··· Material provided ···

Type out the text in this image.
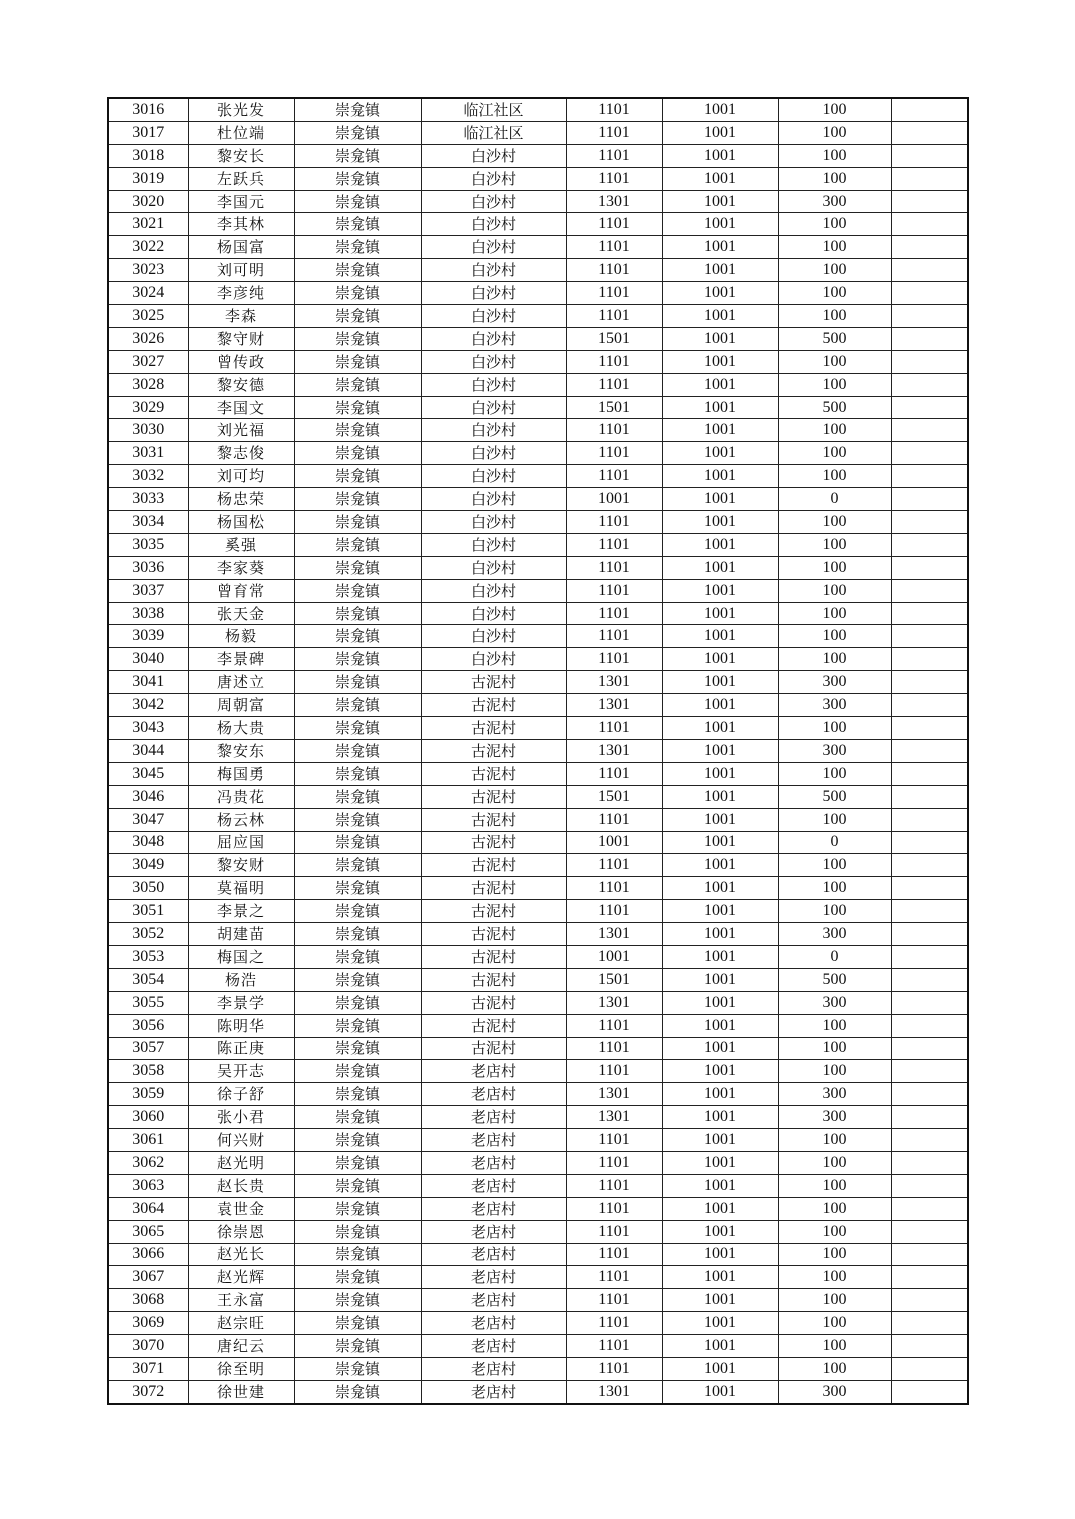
3016	张光发	崇龛镇	临江社区	1101	1001	100	
3017	杜位端	崇龛镇	临江社区	1101	1001	100	
3018	黎安长	崇龛镇	白沙村	1101	1001	100	
3019	左跃兵	崇龛镇	白沙村	1101	1001	100	
3020	李国元	崇龛镇	白沙村	1301	1001	300	
3021	李其林	崇龛镇	白沙村	1101	1001	100	
3022	杨国富	崇龛镇	白沙村	1101	1001	100	
3023	刘可明	崇龛镇	白沙村	1101	1001	100	
3024	李彦纯	崇龛镇	白沙村	1101	1001	100	
3025	李森	崇龛镇	白沙村	1101	1001	100	
3026	黎守财	崇龛镇	白沙村	1501	1001	500	
3027	曾传政	崇龛镇	白沙村	1101	1001	100	
3028	黎安德	崇龛镇	白沙村	1101	1001	100	
3029	李国文	崇龛镇	白沙村	1501	1001	500	
3030	刘光福	崇龛镇	白沙村	1101	1001	100	
3031	黎志俊	崇龛镇	白沙村	1101	1001	100	
3032	刘可均	崇龛镇	白沙村	1101	1001	100	
3033	杨忠荣	崇龛镇	白沙村	1001	1001	0	
3034	杨国松	崇龛镇	白沙村	1101	1001	100	
3035	奚强	崇龛镇	白沙村	1101	1001	100	
3036	李家葵	崇龛镇	白沙村	1101	1001	100	
3037	曾育常	崇龛镇	白沙村	1101	1001	100	
3038	张天金	崇龛镇	白沙村	1101	1001	100	
3039	杨毅	崇龛镇	白沙村	1101	1001	100	
3040	李景碑	崇龛镇	白沙村	1101	1001	100	
3041	唐述立	崇龛镇	古泥村	1301	1001	300	
3042	周朝富	崇龛镇	古泥村	1301	1001	300	
3043	杨大贵	崇龛镇	古泥村	1101	1001	100	
3044	黎安东	崇龛镇	古泥村	1301	1001	300	
3045	梅国勇	崇龛镇	古泥村	1101	1001	100	
3046	冯贵花	崇龛镇	古泥村	1501	1001	500	
3047	杨云林	崇龛镇	古泥村	1101	1001	100	
3048	屈应国	崇龛镇	古泥村	1001	1001	0	
3049	黎安财	崇龛镇	古泥村	1101	1001	100	
3050	莫福明	崇龛镇	古泥村	1101	1001	100	
3051	李景之	崇龛镇	古泥村	1101	1001	100	
3052	胡建苗	崇龛镇	古泥村	1301	1001	300	
3053	梅国之	崇龛镇	古泥村	1001	1001	0	
3054	杨浩	崇龛镇	古泥村	1501	1001	500	
3055	李景学	崇龛镇	古泥村	1301	1001	300	
3056	陈明华	崇龛镇	古泥村	1101	1001	100	
3057	陈正庚	崇龛镇	古泥村	1101	1001	100	
3058	吴开志	崇龛镇	老店村	1101	1001	100	
3059	徐子舒	崇龛镇	老店村	1301	1001	300	
3060	张小君	崇龛镇	老店村	1301	1001	300	
3061	何兴财	崇龛镇	老店村	1101	1001	100	
3062	赵光明	崇龛镇	老店村	1101	1001	100	
3063	赵长贵	崇龛镇	老店村	1101	1001	100	
3064	袁世金	崇龛镇	老店村	1101	1001	100	
3065	徐崇恩	崇龛镇	老店村	1101	1001	100	
3066	赵光长	崇龛镇	老店村	1101	1001	100	
3067	赵光辉	崇龛镇	老店村	1101	1001	100	
3068	王永富	崇龛镇	老店村	1101	1001	100	
3069	赵宗旺	崇龛镇	老店村	1101	1001	100	
3070	唐纪云	崇龛镇	老店村	1101	1001	100	
3071	徐至明	崇龛镇	老店村	1101	1001	100	
3072	徐世建	崇龛镇	老店村	1301	1001	300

···

Problem requirements – Scan the listing above. Gather each line that contains the word "临江社区".

Written answer –
3016	张光发	崇龛镇	临江社区	1101	1001	100	
3017	杜位端	崇龛镇	临江社区	1101	1001	100	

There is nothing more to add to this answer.